# TASK GOAL:
Print out each entry below exactly, please.

------ DATA FOR THE TASK

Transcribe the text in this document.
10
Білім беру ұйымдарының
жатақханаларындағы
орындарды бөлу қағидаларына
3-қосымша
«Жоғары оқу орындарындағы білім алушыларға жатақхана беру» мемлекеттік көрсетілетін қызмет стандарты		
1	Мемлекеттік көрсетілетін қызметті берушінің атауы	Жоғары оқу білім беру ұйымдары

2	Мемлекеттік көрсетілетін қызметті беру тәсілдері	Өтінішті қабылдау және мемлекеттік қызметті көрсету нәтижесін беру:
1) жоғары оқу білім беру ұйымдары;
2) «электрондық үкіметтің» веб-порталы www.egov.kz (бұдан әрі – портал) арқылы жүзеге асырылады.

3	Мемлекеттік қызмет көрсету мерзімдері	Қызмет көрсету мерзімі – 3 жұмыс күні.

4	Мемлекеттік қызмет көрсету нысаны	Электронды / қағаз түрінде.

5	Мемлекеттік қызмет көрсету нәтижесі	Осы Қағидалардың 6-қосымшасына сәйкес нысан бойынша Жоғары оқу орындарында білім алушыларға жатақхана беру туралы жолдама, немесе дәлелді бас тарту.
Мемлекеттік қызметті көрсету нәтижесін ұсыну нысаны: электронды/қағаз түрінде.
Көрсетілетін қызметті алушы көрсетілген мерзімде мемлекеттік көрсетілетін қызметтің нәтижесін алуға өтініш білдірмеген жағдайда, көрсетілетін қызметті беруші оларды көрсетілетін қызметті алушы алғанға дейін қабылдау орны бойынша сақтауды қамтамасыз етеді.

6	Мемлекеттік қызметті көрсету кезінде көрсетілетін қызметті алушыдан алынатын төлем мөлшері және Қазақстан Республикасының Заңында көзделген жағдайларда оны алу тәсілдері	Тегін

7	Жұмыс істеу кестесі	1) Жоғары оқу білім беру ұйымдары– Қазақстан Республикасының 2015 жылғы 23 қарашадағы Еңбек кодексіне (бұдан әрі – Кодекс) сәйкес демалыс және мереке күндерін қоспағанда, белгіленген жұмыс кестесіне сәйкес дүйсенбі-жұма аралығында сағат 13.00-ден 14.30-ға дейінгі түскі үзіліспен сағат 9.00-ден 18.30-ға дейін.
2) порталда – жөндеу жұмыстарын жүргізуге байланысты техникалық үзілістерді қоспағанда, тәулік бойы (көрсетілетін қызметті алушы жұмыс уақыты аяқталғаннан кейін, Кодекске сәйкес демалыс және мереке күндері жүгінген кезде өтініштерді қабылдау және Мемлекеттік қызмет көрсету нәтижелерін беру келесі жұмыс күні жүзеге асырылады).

------------

# FULL ANSWER:
Transcribe the text in this document.
10
Білім беру ұйымдарының
жатақханаларындағы
орындарды бөлу қағидаларына
3-қосымша
«Жоғары оқу орындарындағы білім алушыларға жатақхана беру» мемлекеттік көрсетілетін қызмет стандарты		
1	Мемлекеттік көрсетілетін қызметті берушінің атауы	Жоғары оқу білім беру ұйымдары

2	Мемлекеттік көрсетілетін қызметті беру тәсілдері	Өтінішті қабылдау және мемлекеттік қызметті көрсету нәтижесін беру:
1) жоғары оқу білім беру ұйымдары;
2) «электрондық үкіметтің» веб-порталы www.egov.kz (бұдан әрі – портал) арқылы жүзеге асырылады.

3	Мемлекеттік қызмет көрсету мерзімдері	Қызмет көрсету мерзімі – 3 жұмыс күні.

4	Мемлекеттік қызмет көрсету нысаны	Электронды / қағаз түрінде.

5	Мемлекеттік қызмет көрсету нәтижесі	Осы Қағидалардың 6-қосымшасына сәйкес нысан бойынша Жоғары оқу орындарында білім алушыларға жатақхана беру туралы жолдама, немесе дәлелді бас тарту.
Мемлекеттік қызметті көрсету нәтижесін ұсыну нысаны: электронды/қағаз түрінде.
Көрсетілетін қызметті алушы көрсетілген мерзімде мемлекеттік көрсетілетін қызметтің нәтижесін алуға өтініш білдірмеген жағдайда, көрсетілетін қызметті беруші оларды көрсетілетін қызметті алушы алғанға дейін қабылдау орны бойынша сақтауды қамтамасыз етеді.

6	Мемлекеттік қызметті көрсету кезінде көрсетілетін қызметті алушыдан алынатын төлем мөлшері және Қазақстан Республикасының Заңында көзделген жағдайларда оны алу тәсілдері	Тегін

7	Жұмыс істеу кестесі	1) Жоғары оқу білім беру ұйымдары– Қазақстан Республикасының 2015 жылғы 23 қарашадағы Еңбек кодексіне (бұдан әрі – Кодекс) сәйкес демалыс және мереке күндерін қоспағанда, белгіленген жұмыс кестесіне сәйкес дүйсенбі-жұма аралығында сағат 13.00-ден 14.30-ға дейінгі түскі үзіліспен сағат 9.00-ден 18.30-ға дейін.
2) порталда – жөндеу жұмыстарын жүргізуге байланысты техникалық үзілістерді қоспағанда, тәулік бойы (көрсетілетін қызметті алушы жұмыс уақыты аяқталғаннан кейін, Кодекске сәйкес демалыс және мереке күндері жүгінген кезде өтініштерді қабылдау және Мемлекеттік қызмет көрсету нәтижелерін беру келесі жұмыс күні жүзеге асырылады).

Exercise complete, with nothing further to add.